Stored records:
------------------------------

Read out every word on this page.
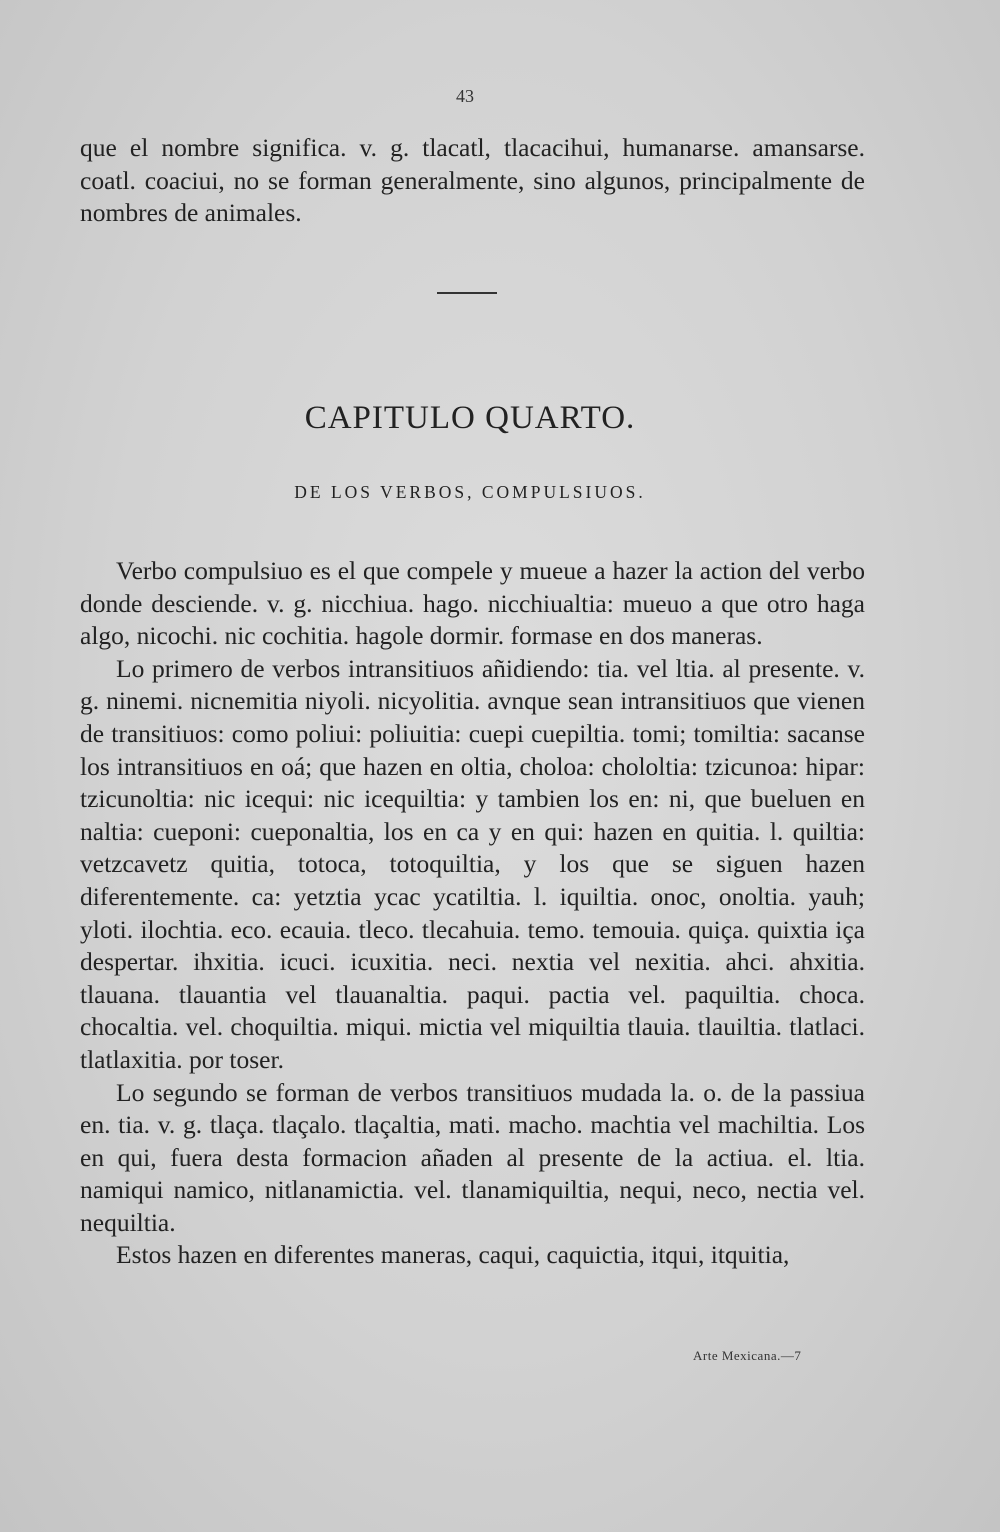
43

que el nombre significa. v. g. tlacatl, tlacacihui, humanarse. amansarse. coatl. coaciui, no se forman generalmente, sino algunos, principalmente de nombres de animales.

CAPITULO QUARTO.
DE LOS VERBOS, COMPULSIUOS.

Verbo compulsiuo es el que compele y mueue a hazer la action del verbo donde desciende. v. g. nicchiua. hago. nicchiualtia: mueuo a que otro haga algo, nicochi. nic cochitia. hagole dormir. formase en dos maneras.

Lo primero de verbos intransitiuos añidiendo: tia. vel ltia. al presente. v. g. ninemi. nicnemitia niyoli. nicyolitia. avnque sean intransitiuos que vienen de transitiuos: como poliui: poliuitia: cuepi cuepiltia. tomi; tomiltia: sacanse los intransitiuos en oá; que hazen en oltia, choloa: chololtia: tzicunoa: hipar: tzicunoltia: nic icequi: nic icequiltia: y tambien los en: ni, que bueluen en naltia: cueponi: cueponaltia, los en ca y en qui: hazen en quitia. l. quiltia: vetzcavetz quitia, totoca, totoquiltia, y los que se siguen hazen diferentemente. ca: yetztia ycac ycatiltia. l. iquiltia. onoc, onoltia. yauh; yloti. ilochtia. eco. ecauia. tleco. tlecahuia. temo. temouia. quiça. quixtia iça despertar. ihxitia. icuci. icuxitia. neci. nextia vel nexitia. ahci. ahxitia. tlauana. tlauantia vel tlauanaltia. paqui. pactia vel. paquiltia. choca. chocaltia. vel. choquiltia. miqui. mictia vel miquiltia tlauia. tlauiltia. tlatlaci. tlatlaxitia. por toser.

Lo segundo se forman de verbos transitiuos mudada la. o. de la passiua en. tia. v. g. tlaça. tlaçalo. tlaçaltia, mati. macho. machtia vel machiltia. Los en qui, fuera desta formacion añaden al presente de la actiua. el. ltia. namiqui namico, nitlanamictia. vel. tlanamiquiltia, nequi, neco, nectia vel. nequiltia.

Estos hazen en diferentes maneras, caqui, caquictia, itqui, itquitia,

Arte Mexicana.—7
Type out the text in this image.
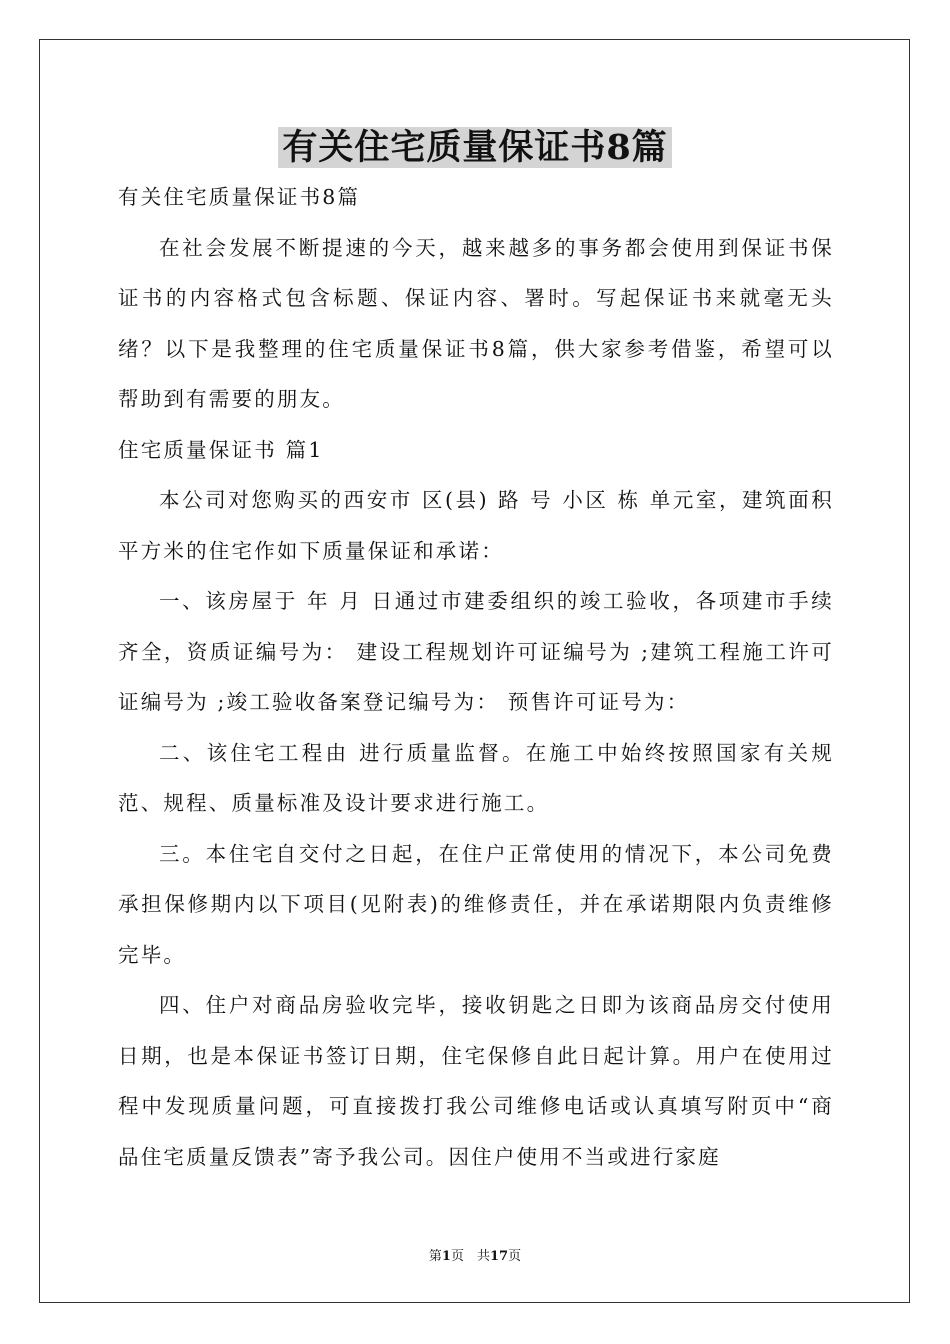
有关住宅质量保证书8篇

有关住宅质量保证书8篇

在社会发展不断提速的今天，越来越多的事务都会使用到保证书保证书的内容格式包含标题、保证内容、署时。写起保证书来就毫无头绪？以下是我整理的住宅质量保证书8篇，供大家参考借鉴，希望可以帮助到有需要的朋友。

住宅质量保证书 篇1

本公司对您购买的西安市 区(县) 路 号 小区 栋 单元室，建筑面积 平方米的住宅作如下质量保证和承诺：

一、该房屋于 年 月 日通过市建委组织的竣工验收，各项建市手续齐全，资质证编号为： 建设工程规划许可证编号为 ;建筑工程施工许可证编号为 ;竣工验收备案登记编号为： 预售许可证号为：

二、该住宅工程由 进行质量监督。在施工中始终按照国家有关规范、规程、质量标准及设计要求进行施工。

三。本住宅自交付之日起，在住户正常使用的情况下，本公司免费承担保修期内以下项目(见附表)的维修责任，并在承诺期限内负责维修完毕。

四、住户对商品房验收完毕，接收钥匙之日即为该商品房交付使用日期，也是本保证书签订日期，住宅保修自此日起计算。用户在使用过程中发现质量问题，可直接拨打我公司维修电话或认真填写附页中“商品住宅质量反馈表”寄予我公司。因住户使用不当或进行家庭

第1页　共17页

------------------------------

Exclude the pictures. Write out the remaining data exactly.

Exercise response:
Read out every word on this page.
43

que el nombre significa. v. g. tlacatl, tlacacihui, humanarse. amansarse. coatl. coaciui, no se forman generalmente, sino algunos, principalmente de nombres de animales.

CAPITULO QUARTO.
DE LOS VERBOS, COMPULSIUOS.

Verbo compulsiuo es el que compele y mueue a hazer la action del verbo donde desciende. v. g. nicchiua. hago. nicchiualtia: mueuo a que otro haga algo, nicochi. nic cochitia. hagole dormir. formase en dos maneras.

Lo primero de verbos intransitiuos añidiendo: tia. vel ltia. al presente. v. g. ninemi. nicnemitia niyoli. nicyolitia. avnque sean intransitiuos que vienen de transitiuos: como poliui: poliuitia: cuepi cuepiltia. tomi; tomiltia: sacanse los intransitiuos en oá; que hazen en oltia, choloa: chololtia: tzicunoa: hipar: tzicunoltia: nic icequi: nic icequiltia: y tambien los en: ni, que bueluen en naltia: cueponi: cueponaltia, los en ca y en qui: hazen en quitia. l. quiltia: vetzcavetz quitia, totoca, totoquiltia, y los que se siguen hazen diferentemente. ca: yetztia ycac ycatiltia. l. iquiltia. onoc, onoltia. yauh; yloti. ilochtia. eco. ecauia. tleco. tlecahuia. temo. temouia. quiça. quixtia iça despertar. ihxitia. icuci. icuxitia. neci. nextia vel nexitia. ahci. ahxitia. tlauana. tlauantia vel tlauanaltia. paqui. pactia vel. paquiltia. choca. chocaltia. vel. choquiltia. miqui. mictia vel miquiltia tlauia. tlauiltia. tlatlaci. tlatlaxitia. por toser.

Lo segundo se forman de verbos transitiuos mudada la. o. de la passiua en. tia. v. g. tlaça. tlaçalo. tlaçaltia, mati. macho. machtia vel machiltia. Los en qui, fuera desta formacion añaden al presente de la actiua. el. ltia. namiqui namico, nitlanamictia. vel. tlanamiquiltia, nequi, neco, nectia vel. nequiltia.

Estos hazen en diferentes maneras, caqui, caquictia, itqui, itquitia,

Arte Mexicana.—7
Type out the text in this image.
有关住宅质量保证书8篇

有关住宅质量保证书8篇

在社会发展不断提速的今天，越来越多的事务都会使用到保证书保证书的内容格式包含标题、保证内容、署时。写起保证书来就毫无头绪？以下是我整理的住宅质量保证书8篇，供大家参考借鉴，希望可以帮助到有需要的朋友。

住宅质量保证书 篇1

本公司对您购买的西安市 区(县) 路 号 小区 栋 单元室，建筑面积 平方米的住宅作如下质量保证和承诺：

一、该房屋于 年 月 日通过市建委组织的竣工验收，各项建市手续齐全，资质证编号为： 建设工程规划许可证编号为 ;建筑工程施工许可证编号为 ;竣工验收备案登记编号为： 预售许可证号为：

二、该住宅工程由 进行质量监督。在施工中始终按照国家有关规范、规程、质量标准及设计要求进行施工。

三。本住宅自交付之日起，在住户正常使用的情况下，本公司免费承担保修期内以下项目(见附表)的维修责任，并在承诺期限内负责维修完毕。

四、住户对商品房验收完毕，接收钥匙之日即为该商品房交付使用日期，也是本保证书签订日期，住宅保修自此日起计算。用户在使用过程中发现质量问题，可直接拨打我公司维修电话或认真填写附页中“商品住宅质量反馈表”寄予我公司。因住户使用不当或进行家庭

第1页　共17页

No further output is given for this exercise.